* **EXERCISE BRIEF**
Omit all pictures, then retype the data exactly as given.

— Begin EXTRACTED RECORDS —

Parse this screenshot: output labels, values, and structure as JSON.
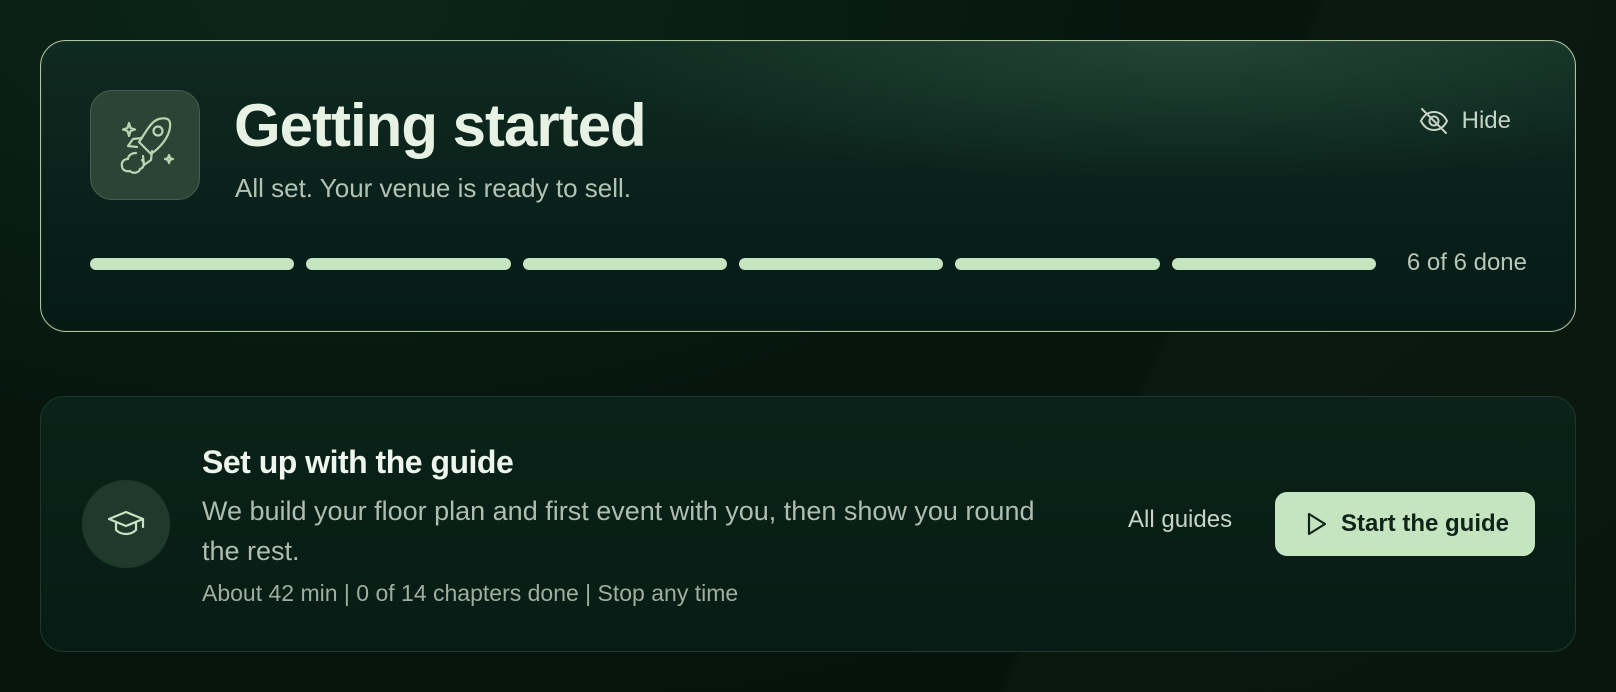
{
  "getting_started": {
    "title": "Getting started",
    "subtitle": "All set. Your venue is ready to sell.",
    "icon": "rocket-icon",
    "hide_label": "Hide",
    "hide_icon": "eye-off-icon",
    "progress": {
      "completed": 6,
      "total": 6,
      "label": "6 of 6 done"
    }
  },
  "guide": {
    "icon": "graduation-cap-icon",
    "title": "Set up with the guide",
    "description": "We build your floor plan and first event with you, then show you round the rest.",
    "meta": "About 42 min | 0 of 14 chapters done | Stop any time",
    "all_guides_label": "All guides",
    "start_label": "Start the guide",
    "start_icon": "play-icon"
  },
  "colors": {
    "accent": "#c5e5c0",
    "background": "#06160f"
  }
}
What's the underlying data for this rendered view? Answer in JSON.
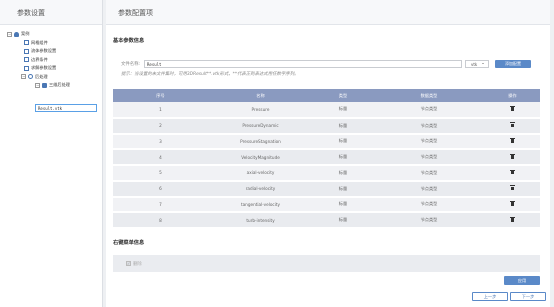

— End EXTRACTED RECORDS —

* **COMPLETED EXERCISE**
Parse this screenshot: output labels, values, and structure as JSON.
{
  "getting_started": {
    "title": "Getting started",
    "subtitle": "All set. Your venue is ready to sell.",
    "icon": "rocket-icon",
    "hide_label": "Hide",
    "hide_icon": "eye-off-icon",
    "progress": {
      "completed": 6,
      "total": 6,
      "label": "6 of 6 done"
    }
  },
  "guide": {
    "icon": "graduation-cap-icon",
    "title": "Set up with the guide",
    "description": "We build your floor plan and first event with you, then show you round the rest.",
    "meta": "About 42 min | 0 of 14 chapters done | Stop any time",
    "all_guides_label": "All guides",
    "start_label": "Start the guide",
    "start_icon": "play-icon"
  },
  "colors": {
    "accent": "#c5e5c0",
    "background": "#06160f"
  }
}
What's the underlying data for this rendered view? Answer in JSON.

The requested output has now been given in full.